[Written request]
Leaving out the pictures, retype all the material exactly.

[Stored data]

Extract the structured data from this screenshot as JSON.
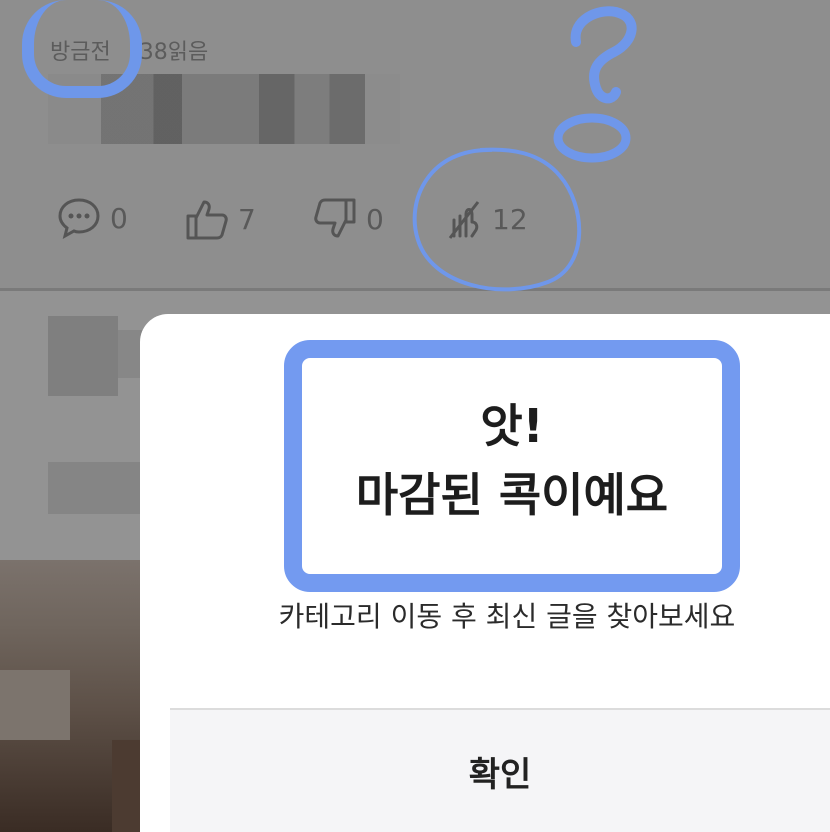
{
  "post": {
    "time": "방금전",
    "reads": "38읽음",
    "actions": {
      "comments": "0",
      "likes": "7",
      "dislikes": "0",
      "shares": "12"
    }
  },
  "dialog": {
    "title_line1": "앗!",
    "title_line2": "마감된 콕이예요",
    "message": "카테고리 이동 후 최신 글을 찾아보세요",
    "confirm_label": "확인"
  },
  "annotation_colors": {
    "highlight": "#739af0"
  }
}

[Final result]
Extract the structured data from this screenshot as JSON.
{
  "post": {
    "time": "방금전",
    "reads": "38읽음",
    "actions": {
      "comments": "0",
      "likes": "7",
      "dislikes": "0",
      "shares": "12"
    }
  },
  "dialog": {
    "title_line1": "앗!",
    "title_line2": "마감된 콕이예요",
    "message": "카테고리 이동 후 최신 글을 찾아보세요",
    "confirm_label": "확인"
  },
  "annotation_colors": {
    "highlight": "#739af0"
  }
}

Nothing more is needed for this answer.